Stated exercise 1
According to the Jeffrey Skidmore biography, how old was Skidmore when he founded the Ex Cathedra choir?
Stated exercise 2
Copy word for word the passage of the Jeffrey Skidmore biography starting at "Directing the Ex" and ending at "and Roderick Williams.".

Text to read
Jeffrey Skidmore OBE (born 27 February 1951) is the conductor and artistic director of Ex Cathedra, a choir and early music ensemble based in Birmingham in the West Midlands, England. An active participant in musical education and a pioneer in researching and performing neglected choral works of the 16th to 18th centuries, he has worked with leading musicologists to prepare new performing editions of French and Italian music. In particular, his recordings of French and Latin American Baroque music with Ex Cathedra have won wide acclaim.

Early life and education

Jeffrey Skidmore was born in Birmingham, England, in 1951. He also attended St. Heliers Road Sunday School in Northfield before 1962, when he went to Bournville Boys Technical School, later Bournville Grammar-Technical School for Boys.

Ex Cathedra
Skidmore began conducting while still at school, and was only 18 years old when he founded the Ex Cathedra choir in Birmingham in 1969. After going to Bournville Boys Technical School, later Bournville Grammar-Technical School for Boys, he went on to read music with David Wulstan at Magdalen College, Oxford, where he was a choral scholar under Bernard Rose. He then taught as a music school teacher in Birmingham, including at John Willmott School in Sutton Coldfield.

Directing the Ex Cathedra choir and its associated Ex Cathedra Consort and Baroque Orchestra, Skidmore has appeared in concert series and festivals across the UK and abroad, and has made a number of highly acclaimed recordings. In addition, he regularly conducts other ensembles such as the BBC Singers, the City of Birmingham Symphony Orchestra and the Hanover Band. He has commissioned over thirty new works and conducted many world premières by well-established and new composers, including Sally Beamish, Fyfe Hutchins, Gabriel Jackson, John Joubert, James MacMillan, Alec Roth, Daryl Runswick, Peter Sculthorpe, Philip Sheppard, Peter Wiegold and Roderick Williams.

In the field of opera Skidmore worked with Marc Minkowski and David McVicar on the 2004 production of Eccles' Semele at the Théâtre des Champs-Élysées in Paris; and conducted Cavalli's La Calisto, Purcell's Dido and Aeneas, and Rameau's Pigmalion at the Royal Birmingham Conservatoire. With Ex Cathedra he gave the first performances in modern times of the French Baroque operas Zaïde, reine de Grenade (Zaïde, Queen of Grenada) by Royer and Isis by Lully.

Skidmore was appointed Officer of the Order of the British Empire (OBE) in the 2015 New Year Honours for services to choral music.

Supplied material

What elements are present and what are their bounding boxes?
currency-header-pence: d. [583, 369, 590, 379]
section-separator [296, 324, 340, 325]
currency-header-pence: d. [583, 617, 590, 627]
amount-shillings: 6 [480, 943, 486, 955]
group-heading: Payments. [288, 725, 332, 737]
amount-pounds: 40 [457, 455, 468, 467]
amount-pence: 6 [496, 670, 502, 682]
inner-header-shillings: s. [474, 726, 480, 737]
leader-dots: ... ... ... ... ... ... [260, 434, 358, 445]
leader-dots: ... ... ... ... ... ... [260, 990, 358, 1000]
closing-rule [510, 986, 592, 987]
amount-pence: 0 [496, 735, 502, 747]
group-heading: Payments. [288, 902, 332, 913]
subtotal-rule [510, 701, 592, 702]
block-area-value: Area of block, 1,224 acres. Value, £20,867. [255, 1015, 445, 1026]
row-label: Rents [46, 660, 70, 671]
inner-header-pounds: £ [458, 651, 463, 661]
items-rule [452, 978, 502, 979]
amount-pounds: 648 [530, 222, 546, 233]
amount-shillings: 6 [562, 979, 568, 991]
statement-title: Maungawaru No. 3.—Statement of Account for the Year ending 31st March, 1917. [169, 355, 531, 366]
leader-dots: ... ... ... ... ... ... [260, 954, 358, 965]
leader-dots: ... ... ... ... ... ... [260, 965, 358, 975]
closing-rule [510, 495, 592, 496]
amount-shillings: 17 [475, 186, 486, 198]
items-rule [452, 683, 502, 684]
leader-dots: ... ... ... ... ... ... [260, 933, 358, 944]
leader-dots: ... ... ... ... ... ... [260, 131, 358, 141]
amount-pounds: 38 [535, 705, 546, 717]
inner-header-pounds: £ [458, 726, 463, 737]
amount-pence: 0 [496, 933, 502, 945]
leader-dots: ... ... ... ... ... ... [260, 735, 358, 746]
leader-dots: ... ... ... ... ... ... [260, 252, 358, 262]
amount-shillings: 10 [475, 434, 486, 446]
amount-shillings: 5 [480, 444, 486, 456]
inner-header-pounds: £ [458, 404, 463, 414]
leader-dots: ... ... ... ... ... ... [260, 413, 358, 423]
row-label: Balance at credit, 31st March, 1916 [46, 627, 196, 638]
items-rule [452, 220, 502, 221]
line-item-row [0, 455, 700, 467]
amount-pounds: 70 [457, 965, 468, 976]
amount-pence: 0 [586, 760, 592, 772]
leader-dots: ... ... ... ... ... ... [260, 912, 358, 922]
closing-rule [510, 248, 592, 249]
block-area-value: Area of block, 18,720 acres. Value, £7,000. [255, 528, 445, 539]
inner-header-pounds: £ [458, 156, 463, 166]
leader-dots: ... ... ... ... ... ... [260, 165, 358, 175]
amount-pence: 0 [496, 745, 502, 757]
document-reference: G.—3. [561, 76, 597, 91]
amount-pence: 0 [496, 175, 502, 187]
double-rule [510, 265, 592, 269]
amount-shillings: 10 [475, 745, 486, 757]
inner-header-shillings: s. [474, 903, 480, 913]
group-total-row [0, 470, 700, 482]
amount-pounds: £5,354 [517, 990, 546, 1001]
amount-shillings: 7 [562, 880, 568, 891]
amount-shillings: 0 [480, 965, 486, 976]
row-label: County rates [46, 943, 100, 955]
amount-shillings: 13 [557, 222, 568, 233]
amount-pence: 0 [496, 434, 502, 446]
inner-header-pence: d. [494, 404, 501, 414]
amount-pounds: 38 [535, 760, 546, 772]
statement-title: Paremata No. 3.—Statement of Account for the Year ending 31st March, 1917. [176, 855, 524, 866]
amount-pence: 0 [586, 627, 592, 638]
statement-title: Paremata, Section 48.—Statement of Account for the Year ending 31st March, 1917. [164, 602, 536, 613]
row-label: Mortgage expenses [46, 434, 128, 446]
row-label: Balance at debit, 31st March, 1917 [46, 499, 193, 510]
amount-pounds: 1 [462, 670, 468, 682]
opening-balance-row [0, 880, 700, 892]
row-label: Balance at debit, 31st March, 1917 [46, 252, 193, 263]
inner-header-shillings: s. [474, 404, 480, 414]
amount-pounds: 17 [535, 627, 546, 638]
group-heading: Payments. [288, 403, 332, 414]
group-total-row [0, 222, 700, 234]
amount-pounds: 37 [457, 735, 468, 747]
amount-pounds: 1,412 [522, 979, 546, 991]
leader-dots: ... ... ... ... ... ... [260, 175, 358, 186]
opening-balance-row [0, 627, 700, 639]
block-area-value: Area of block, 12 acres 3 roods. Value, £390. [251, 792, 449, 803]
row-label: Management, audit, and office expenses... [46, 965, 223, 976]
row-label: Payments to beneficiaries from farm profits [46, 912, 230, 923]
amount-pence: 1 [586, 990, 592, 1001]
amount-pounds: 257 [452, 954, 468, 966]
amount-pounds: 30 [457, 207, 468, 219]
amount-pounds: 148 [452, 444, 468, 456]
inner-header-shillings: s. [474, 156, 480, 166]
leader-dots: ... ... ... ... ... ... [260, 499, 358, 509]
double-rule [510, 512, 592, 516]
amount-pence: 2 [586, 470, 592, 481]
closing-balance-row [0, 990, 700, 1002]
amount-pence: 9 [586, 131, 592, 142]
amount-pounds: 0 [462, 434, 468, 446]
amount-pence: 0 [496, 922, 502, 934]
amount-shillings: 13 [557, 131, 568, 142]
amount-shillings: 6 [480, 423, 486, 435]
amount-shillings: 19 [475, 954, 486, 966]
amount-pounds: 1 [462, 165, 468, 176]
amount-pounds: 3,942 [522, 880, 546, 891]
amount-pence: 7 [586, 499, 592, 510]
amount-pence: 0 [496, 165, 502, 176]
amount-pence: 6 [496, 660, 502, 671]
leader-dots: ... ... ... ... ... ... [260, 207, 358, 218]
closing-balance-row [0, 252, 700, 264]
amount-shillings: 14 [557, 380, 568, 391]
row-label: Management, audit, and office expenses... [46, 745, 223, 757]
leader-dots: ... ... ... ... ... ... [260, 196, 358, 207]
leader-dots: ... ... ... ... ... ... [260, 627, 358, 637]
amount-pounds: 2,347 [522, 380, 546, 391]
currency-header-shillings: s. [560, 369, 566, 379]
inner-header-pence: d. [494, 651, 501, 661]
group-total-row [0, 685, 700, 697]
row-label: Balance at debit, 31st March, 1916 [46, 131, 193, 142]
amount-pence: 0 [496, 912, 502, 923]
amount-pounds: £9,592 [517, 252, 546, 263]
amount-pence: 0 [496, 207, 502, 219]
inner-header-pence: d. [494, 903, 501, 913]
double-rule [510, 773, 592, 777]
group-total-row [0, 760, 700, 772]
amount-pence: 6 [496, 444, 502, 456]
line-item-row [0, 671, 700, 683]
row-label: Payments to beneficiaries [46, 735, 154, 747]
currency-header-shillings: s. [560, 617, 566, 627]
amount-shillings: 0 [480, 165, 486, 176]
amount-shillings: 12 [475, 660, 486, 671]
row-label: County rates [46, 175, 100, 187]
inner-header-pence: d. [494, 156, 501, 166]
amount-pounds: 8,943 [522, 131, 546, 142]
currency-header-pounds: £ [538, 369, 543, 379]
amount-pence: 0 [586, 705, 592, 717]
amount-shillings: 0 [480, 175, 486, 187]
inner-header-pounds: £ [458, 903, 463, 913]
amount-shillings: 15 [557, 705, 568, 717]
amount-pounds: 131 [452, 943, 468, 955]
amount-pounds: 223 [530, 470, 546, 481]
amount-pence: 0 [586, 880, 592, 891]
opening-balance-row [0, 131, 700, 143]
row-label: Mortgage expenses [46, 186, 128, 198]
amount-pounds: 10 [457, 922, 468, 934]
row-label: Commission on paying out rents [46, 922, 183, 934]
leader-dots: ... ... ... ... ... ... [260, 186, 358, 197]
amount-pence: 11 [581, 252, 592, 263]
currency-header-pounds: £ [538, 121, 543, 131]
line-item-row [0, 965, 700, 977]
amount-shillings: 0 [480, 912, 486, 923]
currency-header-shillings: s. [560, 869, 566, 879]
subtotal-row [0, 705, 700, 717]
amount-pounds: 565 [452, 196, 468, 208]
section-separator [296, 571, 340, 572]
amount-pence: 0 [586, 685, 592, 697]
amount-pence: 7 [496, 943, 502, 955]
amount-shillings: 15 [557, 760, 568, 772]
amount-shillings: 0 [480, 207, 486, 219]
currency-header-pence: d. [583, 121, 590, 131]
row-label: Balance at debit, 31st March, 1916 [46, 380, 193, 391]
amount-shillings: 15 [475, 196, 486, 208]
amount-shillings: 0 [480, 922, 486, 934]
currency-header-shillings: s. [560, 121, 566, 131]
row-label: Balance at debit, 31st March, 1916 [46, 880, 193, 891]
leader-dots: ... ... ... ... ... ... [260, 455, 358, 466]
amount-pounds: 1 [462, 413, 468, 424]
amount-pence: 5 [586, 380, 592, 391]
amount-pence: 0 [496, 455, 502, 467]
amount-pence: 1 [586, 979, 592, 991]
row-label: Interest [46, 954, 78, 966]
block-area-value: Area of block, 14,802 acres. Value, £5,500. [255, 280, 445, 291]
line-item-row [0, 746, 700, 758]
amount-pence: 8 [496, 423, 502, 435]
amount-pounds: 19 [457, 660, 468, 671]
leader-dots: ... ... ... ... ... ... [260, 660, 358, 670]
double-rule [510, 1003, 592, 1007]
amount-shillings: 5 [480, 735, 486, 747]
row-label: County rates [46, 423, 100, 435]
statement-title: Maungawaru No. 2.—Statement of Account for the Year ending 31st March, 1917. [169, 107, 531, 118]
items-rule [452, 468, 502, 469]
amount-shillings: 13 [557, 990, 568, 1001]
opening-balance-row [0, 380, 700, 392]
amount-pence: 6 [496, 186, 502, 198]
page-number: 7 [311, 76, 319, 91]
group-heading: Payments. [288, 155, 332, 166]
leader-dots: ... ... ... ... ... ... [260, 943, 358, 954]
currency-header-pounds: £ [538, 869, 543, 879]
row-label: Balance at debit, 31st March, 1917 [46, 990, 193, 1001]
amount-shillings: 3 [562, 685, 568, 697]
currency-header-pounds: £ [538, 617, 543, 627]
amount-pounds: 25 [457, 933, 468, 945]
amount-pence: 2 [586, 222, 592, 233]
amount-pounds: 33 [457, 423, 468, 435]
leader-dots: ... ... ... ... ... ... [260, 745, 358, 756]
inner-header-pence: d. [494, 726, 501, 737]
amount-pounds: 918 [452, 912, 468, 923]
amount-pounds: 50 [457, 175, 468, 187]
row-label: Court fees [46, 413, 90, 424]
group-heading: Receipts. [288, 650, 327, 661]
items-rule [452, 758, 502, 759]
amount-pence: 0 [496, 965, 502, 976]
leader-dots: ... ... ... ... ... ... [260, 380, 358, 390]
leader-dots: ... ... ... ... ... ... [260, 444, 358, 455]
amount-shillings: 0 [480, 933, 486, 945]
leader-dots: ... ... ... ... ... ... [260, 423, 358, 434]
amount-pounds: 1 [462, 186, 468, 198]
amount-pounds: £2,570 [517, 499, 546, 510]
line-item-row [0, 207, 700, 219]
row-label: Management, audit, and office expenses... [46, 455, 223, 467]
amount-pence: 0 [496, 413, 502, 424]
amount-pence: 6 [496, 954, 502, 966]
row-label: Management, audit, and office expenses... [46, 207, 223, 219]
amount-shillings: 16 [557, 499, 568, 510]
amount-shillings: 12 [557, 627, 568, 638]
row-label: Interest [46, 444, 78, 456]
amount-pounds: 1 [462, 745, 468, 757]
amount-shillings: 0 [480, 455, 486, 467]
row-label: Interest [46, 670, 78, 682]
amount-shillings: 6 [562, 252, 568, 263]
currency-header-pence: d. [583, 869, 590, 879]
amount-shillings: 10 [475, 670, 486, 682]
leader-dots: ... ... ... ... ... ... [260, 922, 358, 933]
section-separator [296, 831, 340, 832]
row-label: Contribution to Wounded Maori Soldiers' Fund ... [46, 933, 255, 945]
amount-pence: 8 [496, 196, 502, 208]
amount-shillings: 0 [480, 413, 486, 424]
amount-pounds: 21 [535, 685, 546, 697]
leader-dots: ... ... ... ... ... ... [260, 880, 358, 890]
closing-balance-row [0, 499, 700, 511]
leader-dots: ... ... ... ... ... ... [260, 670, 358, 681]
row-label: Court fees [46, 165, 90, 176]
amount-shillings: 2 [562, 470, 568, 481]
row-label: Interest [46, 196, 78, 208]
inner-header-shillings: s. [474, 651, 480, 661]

Problem solution 1
He was 18 years old.

Problem solution 2
Directing the Ex Cathedra choir and its associated Ex Cathedra Consort and Baroque Orchestra, Skidmore has appeared in concert series and festivals across the UK and abroad, and has made a number of highly acclaimed recordings. In addition, he regularly conducts other ensembles such as the BBC Singers, the City of Birmingham Symphony Orchestra and the Hanover Band. He has commissioned over thirty new works and conducted many world premières by well-established and new composers, including Sally Beamish, Fyfe Hutchins, Gabriel Jackson, John Joubert, James MacMillan, Alec Roth, Daryl Runswick, Peter Sculthorpe, Philip Sheppard, Peter Wiegold and Roderick Williams.